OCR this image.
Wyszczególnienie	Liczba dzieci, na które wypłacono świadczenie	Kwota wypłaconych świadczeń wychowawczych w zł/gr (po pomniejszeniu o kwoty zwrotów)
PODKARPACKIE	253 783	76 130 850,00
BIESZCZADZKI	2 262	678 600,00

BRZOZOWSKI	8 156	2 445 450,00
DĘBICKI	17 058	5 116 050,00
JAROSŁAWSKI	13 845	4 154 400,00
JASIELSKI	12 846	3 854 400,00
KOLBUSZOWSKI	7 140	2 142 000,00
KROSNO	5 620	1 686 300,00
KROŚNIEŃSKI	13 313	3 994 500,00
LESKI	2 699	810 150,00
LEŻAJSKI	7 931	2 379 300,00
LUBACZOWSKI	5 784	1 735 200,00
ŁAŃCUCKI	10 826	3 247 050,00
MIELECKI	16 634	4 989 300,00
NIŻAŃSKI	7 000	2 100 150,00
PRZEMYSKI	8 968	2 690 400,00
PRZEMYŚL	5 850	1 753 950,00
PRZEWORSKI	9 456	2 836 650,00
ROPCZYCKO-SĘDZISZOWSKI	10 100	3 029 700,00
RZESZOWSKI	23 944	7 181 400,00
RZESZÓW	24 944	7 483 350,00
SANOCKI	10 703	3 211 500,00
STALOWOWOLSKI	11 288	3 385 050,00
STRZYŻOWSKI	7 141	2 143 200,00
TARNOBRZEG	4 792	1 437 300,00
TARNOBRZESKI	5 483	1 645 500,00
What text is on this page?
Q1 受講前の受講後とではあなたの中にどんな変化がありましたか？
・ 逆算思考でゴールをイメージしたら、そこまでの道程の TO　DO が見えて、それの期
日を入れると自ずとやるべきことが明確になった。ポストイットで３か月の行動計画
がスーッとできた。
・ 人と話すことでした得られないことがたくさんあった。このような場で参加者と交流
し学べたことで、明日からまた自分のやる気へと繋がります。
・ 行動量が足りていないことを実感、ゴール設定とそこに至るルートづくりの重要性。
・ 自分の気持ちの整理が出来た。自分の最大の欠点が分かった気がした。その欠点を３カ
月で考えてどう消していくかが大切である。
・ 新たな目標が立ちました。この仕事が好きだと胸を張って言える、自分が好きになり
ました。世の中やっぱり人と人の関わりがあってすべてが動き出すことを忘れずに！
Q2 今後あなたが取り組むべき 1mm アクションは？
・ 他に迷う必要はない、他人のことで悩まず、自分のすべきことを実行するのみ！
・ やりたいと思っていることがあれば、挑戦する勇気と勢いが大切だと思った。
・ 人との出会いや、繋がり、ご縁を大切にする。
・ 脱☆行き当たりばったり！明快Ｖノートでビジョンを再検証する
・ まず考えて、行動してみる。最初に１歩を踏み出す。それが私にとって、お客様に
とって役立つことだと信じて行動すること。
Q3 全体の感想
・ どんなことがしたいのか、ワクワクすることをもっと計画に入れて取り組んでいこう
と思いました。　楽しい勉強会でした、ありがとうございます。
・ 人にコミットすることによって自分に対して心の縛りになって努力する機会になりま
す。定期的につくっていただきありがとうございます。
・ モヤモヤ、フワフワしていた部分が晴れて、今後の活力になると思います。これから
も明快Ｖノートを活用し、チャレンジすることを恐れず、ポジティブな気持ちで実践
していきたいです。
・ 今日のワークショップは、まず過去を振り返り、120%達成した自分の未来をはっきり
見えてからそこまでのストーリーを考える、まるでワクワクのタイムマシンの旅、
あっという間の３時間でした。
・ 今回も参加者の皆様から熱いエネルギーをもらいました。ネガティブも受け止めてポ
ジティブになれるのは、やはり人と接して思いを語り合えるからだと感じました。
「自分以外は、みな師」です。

.....

Instructions to follow: Output the full listing exactly as it stands.

Result of the exercise:
OCR this image.
Wyszczególnienie	Liczba dzieci, na które wypłacono świadczenie	Kwota wypłaconych świadczeń wychowawczych w zł/gr (po pomniejszeniu o kwoty zwrotów)
PODKARPACKIE	253 783	76 130 850,00
BIESZCZADZKI	2 262	678 600,00

BRZOZOWSKI	8 156	2 445 450,00
DĘBICKI	17 058	5 116 050,00
JAROSŁAWSKI	13 845	4 154 400,00
JASIELSKI	12 846	3 854 400,00
KOLBUSZOWSKI	7 140	2 142 000,00
KROSNO	5 620	1 686 300,00
KROŚNIEŃSKI	13 313	3 994 500,00
LESKI	2 699	810 150,00
LEŻAJSKI	7 931	2 379 300,00
LUBACZOWSKI	5 784	1 735 200,00
ŁAŃCUCKI	10 826	3 247 050,00
MIELECKI	16 634	4 989 300,00
NIŻAŃSKI	7 000	2 100 150,00
PRZEMYSKI	8 968	2 690 400,00
PRZEMYŚL	5 850	1 753 950,00
PRZEWORSKI	9 456	2 836 650,00
ROPCZYCKO-SĘDZISZOWSKI	10 100	3 029 700,00
RZESZOWSKI	23 944	7 181 400,00
RZESZÓW	24 944	7 483 350,00
SANOCKI	10 703	3 211 500,00
STALOWOWOLSKI	11 288	3 385 050,00
STRZYŻOWSKI	7 141	2 143 200,00
TARNOBRZEG	4 792	1 437 300,00
TARNOBRZESKI	5 483	1 645 500,00
What text is on this page?
Q1 受講前の受講後とではあなたの中にどんな変化がありましたか？
・ 逆算思考でゴールをイメージしたら、そこまでの道程の TO　DO が見えて、それの期
日を入れると自ずとやるべきことが明確になった。ポストイットで３か月の行動計画
がスーッとできた。
・ 人と話すことでした得られないことがたくさんあった。このような場で参加者と交流
し学べたことで、明日からまた自分のやる気へと繋がります。
・ 行動量が足りていないことを実感、ゴール設定とそこに至るルートづくりの重要性。
・ 自分の気持ちの整理が出来た。自分の最大の欠点が分かった気がした。その欠点を３カ
月で考えてどう消していくかが大切である。
・ 新たな目標が立ちました。この仕事が好きだと胸を張って言える、自分が好きになり
ました。世の中やっぱり人と人の関わりがあってすべてが動き出すことを忘れずに！
Q2 今後あなたが取り組むべき 1mm アクションは？
・ 他に迷う必要はない、他人のことで悩まず、自分のすべきことを実行するのみ！
・ やりたいと思っていることがあれば、挑戦する勇気と勢いが大切だと思った。
・ 人との出会いや、繋がり、ご縁を大切にする。
・ 脱☆行き当たりばったり！明快Ｖノートでビジョンを再検証する
・ まず考えて、行動してみる。最初に１歩を踏み出す。それが私にとって、お客様に
とって役立つことだと信じて行動すること。
Q3 全体の感想
・ どんなことがしたいのか、ワクワクすることをもっと計画に入れて取り組んでいこう
と思いました。　楽しい勉強会でした、ありがとうございます。
・ 人にコミットすることによって自分に対して心の縛りになって努力する機会になりま
す。定期的につくっていただきありがとうございます。
・ モヤモヤ、フワフワしていた部分が晴れて、今後の活力になると思います。これから
も明快Ｖノートを活用し、チャレンジすることを恐れず、ポジティブな気持ちで実践
していきたいです。
・ 今日のワークショップは、まず過去を振り返り、120%達成した自分の未来をはっきり
見えてからそこまでのストーリーを考える、まるでワクワクのタイムマシンの旅、
あっという間の３時間でした。
・ 今回も参加者の皆様から熱いエネルギーをもらいました。ネガティブも受け止めてポ
ジティブになれるのは、やはり人と接して思いを語り合えるからだと感じました。
「自分以外は、みな師」です。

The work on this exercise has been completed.